Saved data entries
____
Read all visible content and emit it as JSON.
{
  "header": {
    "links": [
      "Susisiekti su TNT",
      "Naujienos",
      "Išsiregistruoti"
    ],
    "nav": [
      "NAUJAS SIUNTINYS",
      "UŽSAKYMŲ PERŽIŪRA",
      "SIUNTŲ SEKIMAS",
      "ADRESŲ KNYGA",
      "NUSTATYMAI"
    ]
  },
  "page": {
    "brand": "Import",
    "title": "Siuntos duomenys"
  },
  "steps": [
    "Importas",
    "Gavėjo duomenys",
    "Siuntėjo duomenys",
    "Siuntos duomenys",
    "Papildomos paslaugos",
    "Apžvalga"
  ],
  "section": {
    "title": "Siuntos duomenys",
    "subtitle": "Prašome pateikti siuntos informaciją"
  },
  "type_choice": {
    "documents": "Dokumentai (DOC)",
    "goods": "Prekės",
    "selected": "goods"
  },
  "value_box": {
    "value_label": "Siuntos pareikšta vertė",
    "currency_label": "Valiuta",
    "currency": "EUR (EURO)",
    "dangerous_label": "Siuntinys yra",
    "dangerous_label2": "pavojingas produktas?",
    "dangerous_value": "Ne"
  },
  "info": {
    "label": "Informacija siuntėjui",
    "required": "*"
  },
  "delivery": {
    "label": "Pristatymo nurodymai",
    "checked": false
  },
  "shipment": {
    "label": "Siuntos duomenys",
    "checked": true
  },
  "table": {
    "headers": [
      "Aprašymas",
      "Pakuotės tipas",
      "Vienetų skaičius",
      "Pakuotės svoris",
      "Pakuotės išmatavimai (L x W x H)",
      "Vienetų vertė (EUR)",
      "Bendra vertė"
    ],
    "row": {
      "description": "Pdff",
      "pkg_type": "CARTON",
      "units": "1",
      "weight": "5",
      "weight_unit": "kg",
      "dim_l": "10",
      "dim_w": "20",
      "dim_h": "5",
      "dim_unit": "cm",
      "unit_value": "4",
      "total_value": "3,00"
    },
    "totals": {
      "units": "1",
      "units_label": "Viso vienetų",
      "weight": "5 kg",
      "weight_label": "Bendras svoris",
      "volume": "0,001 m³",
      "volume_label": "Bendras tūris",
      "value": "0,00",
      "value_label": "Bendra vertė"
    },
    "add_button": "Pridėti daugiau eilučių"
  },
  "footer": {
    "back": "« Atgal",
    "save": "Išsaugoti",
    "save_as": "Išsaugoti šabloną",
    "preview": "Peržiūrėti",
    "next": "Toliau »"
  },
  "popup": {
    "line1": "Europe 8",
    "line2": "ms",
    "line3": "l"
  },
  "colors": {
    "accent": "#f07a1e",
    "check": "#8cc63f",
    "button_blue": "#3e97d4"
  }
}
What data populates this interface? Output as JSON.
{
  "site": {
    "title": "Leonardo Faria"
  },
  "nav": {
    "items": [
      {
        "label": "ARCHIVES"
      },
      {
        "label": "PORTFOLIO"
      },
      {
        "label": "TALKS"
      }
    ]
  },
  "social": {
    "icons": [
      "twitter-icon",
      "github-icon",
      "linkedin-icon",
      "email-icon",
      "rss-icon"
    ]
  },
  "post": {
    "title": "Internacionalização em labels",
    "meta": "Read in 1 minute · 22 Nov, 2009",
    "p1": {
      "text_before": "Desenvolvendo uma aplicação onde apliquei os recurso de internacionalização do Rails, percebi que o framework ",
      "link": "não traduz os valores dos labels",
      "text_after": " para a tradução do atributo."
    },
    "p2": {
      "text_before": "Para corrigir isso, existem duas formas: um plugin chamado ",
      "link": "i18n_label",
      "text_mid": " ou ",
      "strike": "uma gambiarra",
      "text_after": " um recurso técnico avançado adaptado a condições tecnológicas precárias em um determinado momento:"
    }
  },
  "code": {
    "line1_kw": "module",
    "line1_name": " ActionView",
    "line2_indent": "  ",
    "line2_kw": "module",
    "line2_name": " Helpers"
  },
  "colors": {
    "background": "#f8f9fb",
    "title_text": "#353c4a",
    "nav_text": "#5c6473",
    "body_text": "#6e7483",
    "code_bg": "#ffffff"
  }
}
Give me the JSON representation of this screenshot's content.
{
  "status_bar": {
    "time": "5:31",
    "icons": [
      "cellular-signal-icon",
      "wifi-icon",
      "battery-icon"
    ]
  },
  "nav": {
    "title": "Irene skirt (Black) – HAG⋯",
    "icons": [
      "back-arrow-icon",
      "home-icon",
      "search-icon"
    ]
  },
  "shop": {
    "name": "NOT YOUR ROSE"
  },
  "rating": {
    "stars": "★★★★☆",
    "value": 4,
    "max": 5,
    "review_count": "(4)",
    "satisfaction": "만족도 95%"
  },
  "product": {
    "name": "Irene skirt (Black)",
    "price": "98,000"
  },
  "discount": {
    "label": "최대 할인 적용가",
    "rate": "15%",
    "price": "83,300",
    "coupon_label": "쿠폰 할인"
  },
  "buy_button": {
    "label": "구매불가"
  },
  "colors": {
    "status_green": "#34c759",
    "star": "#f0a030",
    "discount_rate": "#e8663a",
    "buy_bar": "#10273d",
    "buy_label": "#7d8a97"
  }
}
____
> [Problem]:
Which lines in the data above contain "content"? Show each one.

> [Result of this task]:
Read all visible content and emit it as JSON.
Give me the JSON representation of this screenshot's content.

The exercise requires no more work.